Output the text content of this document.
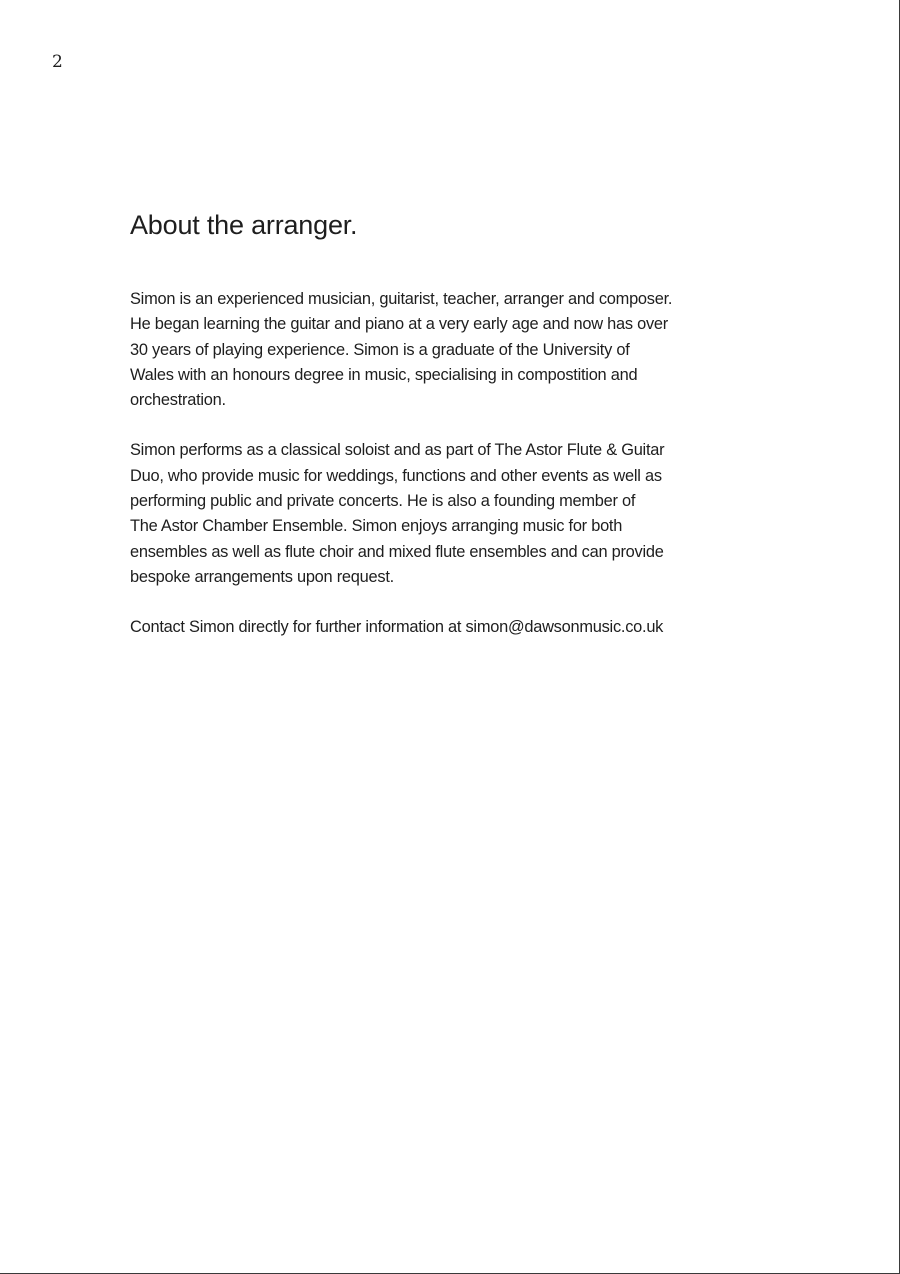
2
About the arranger.

Simon is an experienced musician, guitarist, teacher, arranger and composer.
He began learning the guitar and piano at a very early age and now has over
30 years of playing experience. Simon is a graduate of the University of
Wales with an honours degree in music, specialising in compostition and
orchestration.

Simon performs as a classical soloist and as part of The Astor Flute & Guitar
Duo, who provide music for weddings, functions and other events as well as
performing public and private concerts. He is also a founding member of
The Astor Chamber Ensemble. Simon enjoys arranging music for both
ensembles as well as flute choir and mixed flute ensembles and can provide
bespoke arrangements upon request.

Contact Simon directly for further information at simon@dawsonmusic.co.uk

########################################

**Task to carry out:** Reproduce all entries without any change, and omit the pictures.

**Complete answer:**
Output the text content of this document.
2
About the arranger.

Simon is an experienced musician, guitarist, teacher, arranger and composer.
He began learning the guitar and piano at a very early age and now has over
30 years of playing experience. Simon is a graduate of the University of
Wales with an honours degree in music, specialising in compostition and
orchestration.

Simon performs as a classical soloist and as part of The Astor Flute & Guitar
Duo, who provide music for weddings, functions and other events as well as
performing public and private concerts. He is also a founding member of
The Astor Chamber Ensemble. Simon enjoys arranging music for both
ensembles as well as flute choir and mixed flute ensembles and can provide
bespoke arrangements upon request.

Contact Simon directly for further information at simon@dawsonmusic.co.uk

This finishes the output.